/---

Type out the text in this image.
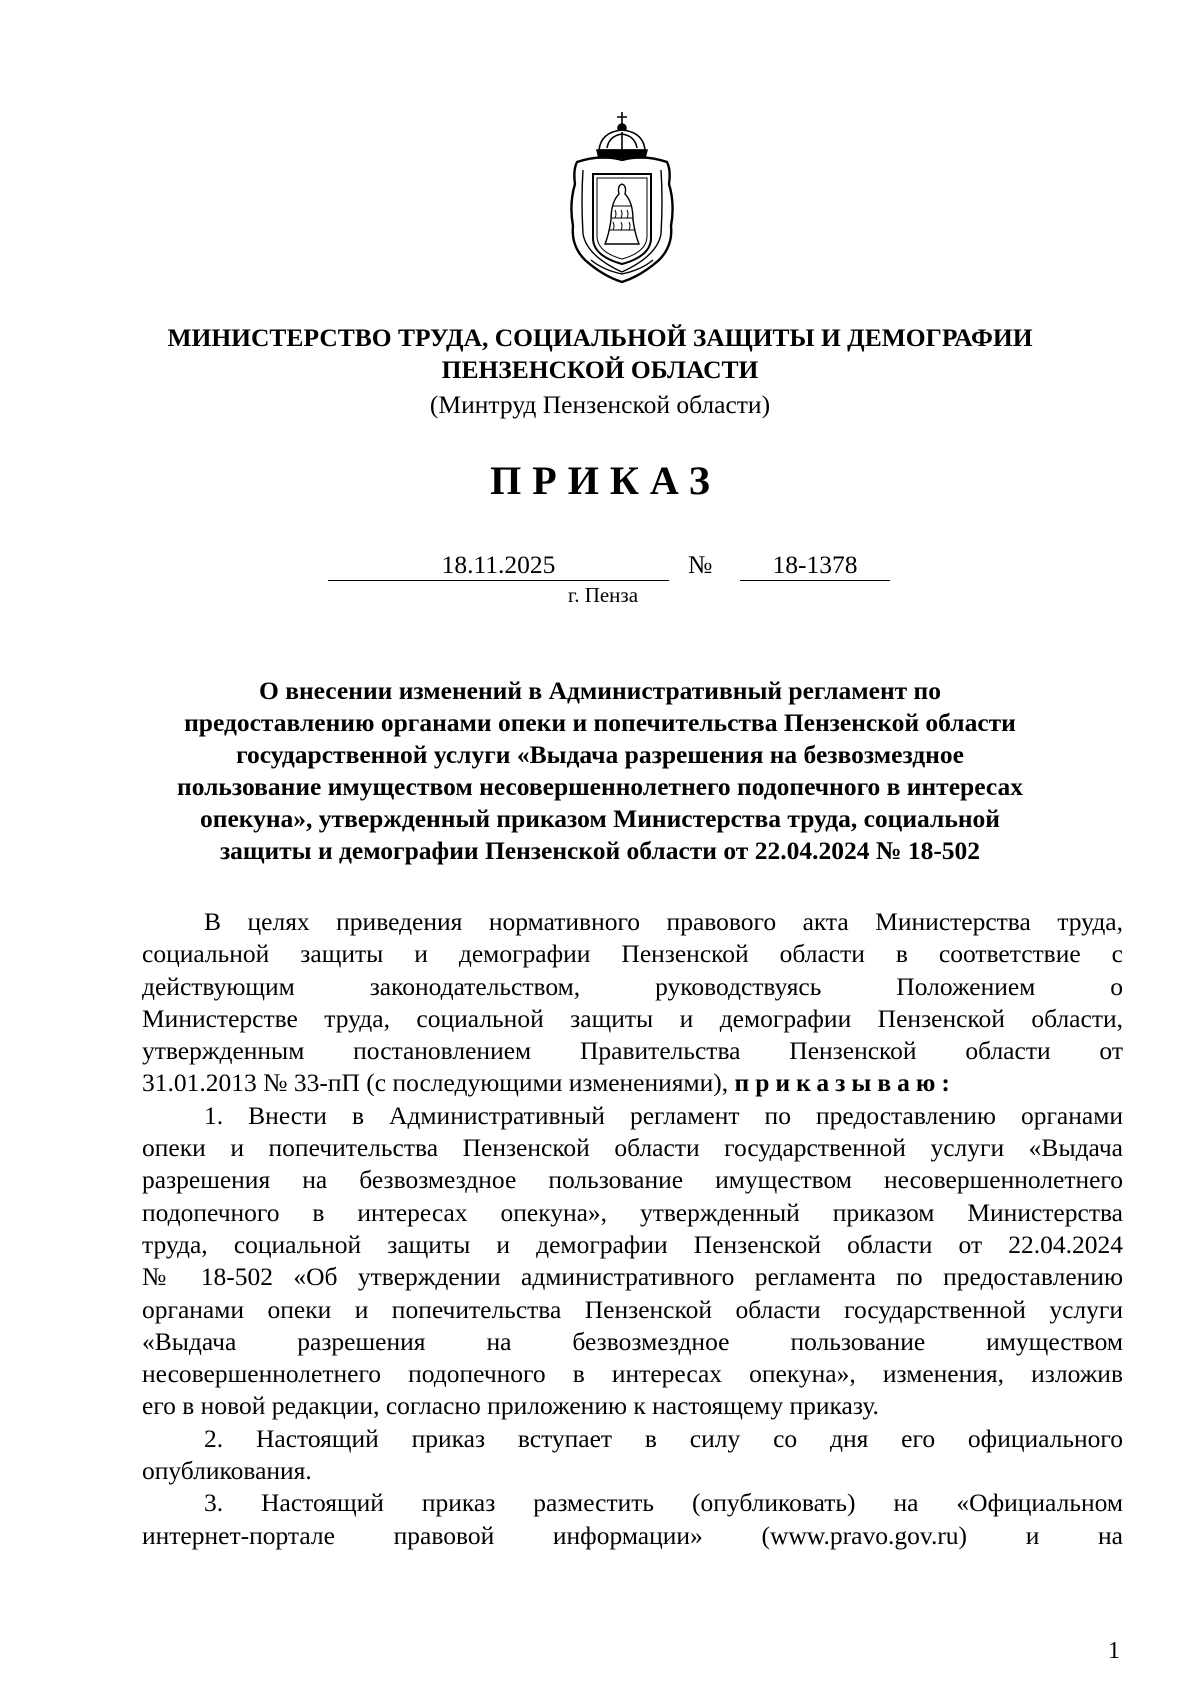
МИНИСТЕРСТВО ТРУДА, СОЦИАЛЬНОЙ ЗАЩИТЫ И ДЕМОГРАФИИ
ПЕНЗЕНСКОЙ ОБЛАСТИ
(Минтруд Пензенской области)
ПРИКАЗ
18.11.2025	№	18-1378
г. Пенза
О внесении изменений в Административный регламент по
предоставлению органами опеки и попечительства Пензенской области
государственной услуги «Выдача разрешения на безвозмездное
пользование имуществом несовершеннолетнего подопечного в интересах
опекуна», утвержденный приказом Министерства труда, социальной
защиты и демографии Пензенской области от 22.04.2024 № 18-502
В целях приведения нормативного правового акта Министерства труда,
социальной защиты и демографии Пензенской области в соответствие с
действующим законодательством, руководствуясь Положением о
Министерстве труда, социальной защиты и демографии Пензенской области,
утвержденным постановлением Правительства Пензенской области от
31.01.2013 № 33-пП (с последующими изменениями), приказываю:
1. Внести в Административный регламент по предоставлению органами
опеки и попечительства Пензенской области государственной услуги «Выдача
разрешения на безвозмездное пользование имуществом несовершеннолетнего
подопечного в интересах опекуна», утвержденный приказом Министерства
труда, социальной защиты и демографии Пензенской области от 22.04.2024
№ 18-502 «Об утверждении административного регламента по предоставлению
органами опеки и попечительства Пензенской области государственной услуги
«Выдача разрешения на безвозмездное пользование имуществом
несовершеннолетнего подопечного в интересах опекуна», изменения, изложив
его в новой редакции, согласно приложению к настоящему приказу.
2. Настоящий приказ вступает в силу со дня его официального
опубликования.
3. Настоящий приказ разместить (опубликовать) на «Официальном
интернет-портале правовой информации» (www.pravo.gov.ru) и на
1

\---

- Problem details: Return only the number of lines in the data that contain "органами".

- Completed task: 3